Return each line holding the string "ylabel".

──────────

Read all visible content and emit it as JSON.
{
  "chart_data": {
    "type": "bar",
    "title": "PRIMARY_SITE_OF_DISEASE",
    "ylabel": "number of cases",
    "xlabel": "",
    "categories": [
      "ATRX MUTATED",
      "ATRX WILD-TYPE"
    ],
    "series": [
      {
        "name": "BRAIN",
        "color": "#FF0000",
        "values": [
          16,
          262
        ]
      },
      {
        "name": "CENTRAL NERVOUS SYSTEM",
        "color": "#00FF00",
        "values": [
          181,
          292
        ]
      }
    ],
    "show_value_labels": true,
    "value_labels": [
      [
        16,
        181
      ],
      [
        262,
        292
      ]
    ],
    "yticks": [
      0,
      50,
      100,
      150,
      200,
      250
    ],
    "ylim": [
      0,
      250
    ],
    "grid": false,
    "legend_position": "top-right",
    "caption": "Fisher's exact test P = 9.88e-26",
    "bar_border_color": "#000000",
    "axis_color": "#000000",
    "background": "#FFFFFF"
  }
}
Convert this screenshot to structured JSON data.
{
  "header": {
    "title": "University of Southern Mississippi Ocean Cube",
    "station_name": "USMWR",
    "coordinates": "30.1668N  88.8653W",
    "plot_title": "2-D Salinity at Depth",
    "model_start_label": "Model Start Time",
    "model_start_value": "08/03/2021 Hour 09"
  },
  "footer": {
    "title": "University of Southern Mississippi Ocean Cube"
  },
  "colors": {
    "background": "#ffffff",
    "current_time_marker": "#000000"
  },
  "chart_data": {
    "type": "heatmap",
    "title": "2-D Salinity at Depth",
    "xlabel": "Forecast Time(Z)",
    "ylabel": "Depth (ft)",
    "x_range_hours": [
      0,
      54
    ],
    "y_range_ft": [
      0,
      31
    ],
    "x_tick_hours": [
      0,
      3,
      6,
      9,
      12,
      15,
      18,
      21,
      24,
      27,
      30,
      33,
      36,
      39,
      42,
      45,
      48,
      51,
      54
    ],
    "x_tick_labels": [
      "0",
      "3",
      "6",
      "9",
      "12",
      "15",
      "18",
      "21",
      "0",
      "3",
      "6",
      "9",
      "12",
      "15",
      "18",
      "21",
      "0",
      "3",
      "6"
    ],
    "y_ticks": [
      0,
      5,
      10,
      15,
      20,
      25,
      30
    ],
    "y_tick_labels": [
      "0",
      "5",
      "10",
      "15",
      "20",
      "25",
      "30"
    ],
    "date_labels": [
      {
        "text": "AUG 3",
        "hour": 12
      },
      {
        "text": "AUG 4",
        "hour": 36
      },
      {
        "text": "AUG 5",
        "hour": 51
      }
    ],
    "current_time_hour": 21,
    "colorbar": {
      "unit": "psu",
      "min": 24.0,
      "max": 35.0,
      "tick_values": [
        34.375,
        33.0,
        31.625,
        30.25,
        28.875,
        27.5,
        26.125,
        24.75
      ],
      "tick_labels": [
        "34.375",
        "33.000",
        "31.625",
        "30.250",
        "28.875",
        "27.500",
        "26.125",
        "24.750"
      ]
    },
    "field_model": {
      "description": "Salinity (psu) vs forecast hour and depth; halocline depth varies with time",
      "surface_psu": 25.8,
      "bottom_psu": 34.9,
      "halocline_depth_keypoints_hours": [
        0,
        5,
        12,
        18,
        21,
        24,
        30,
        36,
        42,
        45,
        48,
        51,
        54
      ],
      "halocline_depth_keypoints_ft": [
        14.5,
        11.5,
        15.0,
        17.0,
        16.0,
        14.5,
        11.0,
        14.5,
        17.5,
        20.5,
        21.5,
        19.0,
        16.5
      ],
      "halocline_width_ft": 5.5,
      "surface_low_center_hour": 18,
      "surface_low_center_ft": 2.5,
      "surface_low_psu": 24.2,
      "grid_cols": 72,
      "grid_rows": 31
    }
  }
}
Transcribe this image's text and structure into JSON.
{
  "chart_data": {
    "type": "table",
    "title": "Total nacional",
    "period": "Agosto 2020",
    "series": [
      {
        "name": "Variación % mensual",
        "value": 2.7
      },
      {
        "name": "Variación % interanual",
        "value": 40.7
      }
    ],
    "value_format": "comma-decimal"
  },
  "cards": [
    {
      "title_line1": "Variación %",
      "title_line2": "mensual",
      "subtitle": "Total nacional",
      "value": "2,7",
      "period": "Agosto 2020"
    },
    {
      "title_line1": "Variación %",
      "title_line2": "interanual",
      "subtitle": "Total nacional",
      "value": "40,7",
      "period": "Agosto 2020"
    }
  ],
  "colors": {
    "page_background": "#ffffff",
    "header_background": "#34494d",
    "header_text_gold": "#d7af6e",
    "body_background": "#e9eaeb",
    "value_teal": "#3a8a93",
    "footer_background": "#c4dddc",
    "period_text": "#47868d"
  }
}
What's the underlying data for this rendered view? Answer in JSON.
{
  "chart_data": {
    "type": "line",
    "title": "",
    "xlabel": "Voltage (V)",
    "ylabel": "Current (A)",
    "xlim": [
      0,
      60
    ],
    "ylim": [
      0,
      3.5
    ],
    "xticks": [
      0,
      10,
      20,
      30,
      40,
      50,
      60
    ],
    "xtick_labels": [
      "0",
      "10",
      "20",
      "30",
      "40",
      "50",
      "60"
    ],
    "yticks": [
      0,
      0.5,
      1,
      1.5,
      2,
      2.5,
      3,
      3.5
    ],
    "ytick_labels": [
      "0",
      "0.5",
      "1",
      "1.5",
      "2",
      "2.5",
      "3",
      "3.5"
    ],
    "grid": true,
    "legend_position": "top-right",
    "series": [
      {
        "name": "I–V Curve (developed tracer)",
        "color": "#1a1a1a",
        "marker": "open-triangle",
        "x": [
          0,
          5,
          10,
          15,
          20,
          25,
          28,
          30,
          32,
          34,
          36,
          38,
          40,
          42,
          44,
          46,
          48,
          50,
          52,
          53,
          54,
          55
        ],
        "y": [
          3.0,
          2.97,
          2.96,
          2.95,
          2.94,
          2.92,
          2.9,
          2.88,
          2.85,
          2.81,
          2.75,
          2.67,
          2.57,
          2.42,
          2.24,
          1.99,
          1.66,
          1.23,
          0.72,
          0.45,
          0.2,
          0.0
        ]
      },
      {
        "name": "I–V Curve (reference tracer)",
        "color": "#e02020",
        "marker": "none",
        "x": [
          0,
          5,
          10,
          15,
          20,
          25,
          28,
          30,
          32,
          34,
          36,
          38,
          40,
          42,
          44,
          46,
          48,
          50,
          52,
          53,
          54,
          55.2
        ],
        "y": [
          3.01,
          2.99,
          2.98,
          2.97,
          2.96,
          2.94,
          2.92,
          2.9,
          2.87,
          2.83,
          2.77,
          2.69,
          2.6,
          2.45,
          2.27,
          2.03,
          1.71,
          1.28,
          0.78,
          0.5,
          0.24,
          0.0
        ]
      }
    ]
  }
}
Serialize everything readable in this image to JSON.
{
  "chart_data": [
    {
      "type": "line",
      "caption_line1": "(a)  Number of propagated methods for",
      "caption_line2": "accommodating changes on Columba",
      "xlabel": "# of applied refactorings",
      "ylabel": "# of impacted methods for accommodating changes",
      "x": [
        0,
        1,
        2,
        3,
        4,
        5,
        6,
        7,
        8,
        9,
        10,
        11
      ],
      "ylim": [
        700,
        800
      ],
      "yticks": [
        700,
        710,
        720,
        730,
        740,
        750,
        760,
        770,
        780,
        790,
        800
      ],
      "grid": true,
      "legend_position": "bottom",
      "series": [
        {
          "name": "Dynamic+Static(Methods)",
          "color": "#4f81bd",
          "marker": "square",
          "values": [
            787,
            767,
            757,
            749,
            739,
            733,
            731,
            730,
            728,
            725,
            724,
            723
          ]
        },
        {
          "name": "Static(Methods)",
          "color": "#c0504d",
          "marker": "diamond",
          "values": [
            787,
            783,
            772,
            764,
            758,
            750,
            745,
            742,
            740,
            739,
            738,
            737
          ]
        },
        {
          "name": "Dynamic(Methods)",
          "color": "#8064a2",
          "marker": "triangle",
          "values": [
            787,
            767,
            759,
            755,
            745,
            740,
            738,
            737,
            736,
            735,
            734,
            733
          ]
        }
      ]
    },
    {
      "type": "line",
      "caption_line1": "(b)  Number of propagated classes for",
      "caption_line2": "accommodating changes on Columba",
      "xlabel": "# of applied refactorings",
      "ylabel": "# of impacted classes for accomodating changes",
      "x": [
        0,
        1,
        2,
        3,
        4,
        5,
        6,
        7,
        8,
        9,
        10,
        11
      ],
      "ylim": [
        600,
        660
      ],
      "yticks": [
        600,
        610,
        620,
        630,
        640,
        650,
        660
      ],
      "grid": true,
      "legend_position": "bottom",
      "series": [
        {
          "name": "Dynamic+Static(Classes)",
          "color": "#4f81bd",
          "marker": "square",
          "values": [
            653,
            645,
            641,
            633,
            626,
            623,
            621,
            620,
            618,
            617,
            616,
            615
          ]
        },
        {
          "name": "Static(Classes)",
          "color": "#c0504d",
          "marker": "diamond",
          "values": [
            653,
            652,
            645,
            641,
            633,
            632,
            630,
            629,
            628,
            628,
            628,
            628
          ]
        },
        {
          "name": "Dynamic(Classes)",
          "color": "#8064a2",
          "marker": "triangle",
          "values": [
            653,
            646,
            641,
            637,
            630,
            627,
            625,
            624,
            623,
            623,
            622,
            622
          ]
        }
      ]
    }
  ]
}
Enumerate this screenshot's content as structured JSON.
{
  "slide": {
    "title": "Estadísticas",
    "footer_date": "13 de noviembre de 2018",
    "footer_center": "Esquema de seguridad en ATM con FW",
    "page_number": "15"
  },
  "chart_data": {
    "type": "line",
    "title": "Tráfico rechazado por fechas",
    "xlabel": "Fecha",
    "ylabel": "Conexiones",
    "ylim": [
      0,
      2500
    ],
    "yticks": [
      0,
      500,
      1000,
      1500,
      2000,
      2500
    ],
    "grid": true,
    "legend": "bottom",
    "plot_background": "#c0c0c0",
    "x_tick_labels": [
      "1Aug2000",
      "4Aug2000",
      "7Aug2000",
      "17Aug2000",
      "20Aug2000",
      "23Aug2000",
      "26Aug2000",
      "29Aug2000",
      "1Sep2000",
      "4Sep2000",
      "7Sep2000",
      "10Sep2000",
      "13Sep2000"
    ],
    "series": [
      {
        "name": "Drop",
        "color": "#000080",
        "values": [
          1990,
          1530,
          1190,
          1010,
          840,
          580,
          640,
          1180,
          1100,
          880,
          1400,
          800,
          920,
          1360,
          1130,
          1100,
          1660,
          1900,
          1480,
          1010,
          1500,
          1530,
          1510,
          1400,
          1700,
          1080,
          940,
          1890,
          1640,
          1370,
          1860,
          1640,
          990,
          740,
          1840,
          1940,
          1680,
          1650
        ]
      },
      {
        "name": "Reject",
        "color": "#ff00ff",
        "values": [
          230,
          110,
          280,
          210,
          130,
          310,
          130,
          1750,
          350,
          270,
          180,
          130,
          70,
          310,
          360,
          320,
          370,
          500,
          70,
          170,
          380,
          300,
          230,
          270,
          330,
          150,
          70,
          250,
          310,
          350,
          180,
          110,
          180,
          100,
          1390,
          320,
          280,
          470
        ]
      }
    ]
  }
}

──────────

--- Final result ---
    "ylabel": "number of cases",
    "ylabel": "Depth (ft)",
    "ylabel": "Current (A)",
      "ylabel": "# of impacted methods for accommodating changes",
      "ylabel": "# of impacted classes for accomodating changes",
    "ylabel": "Conexiones",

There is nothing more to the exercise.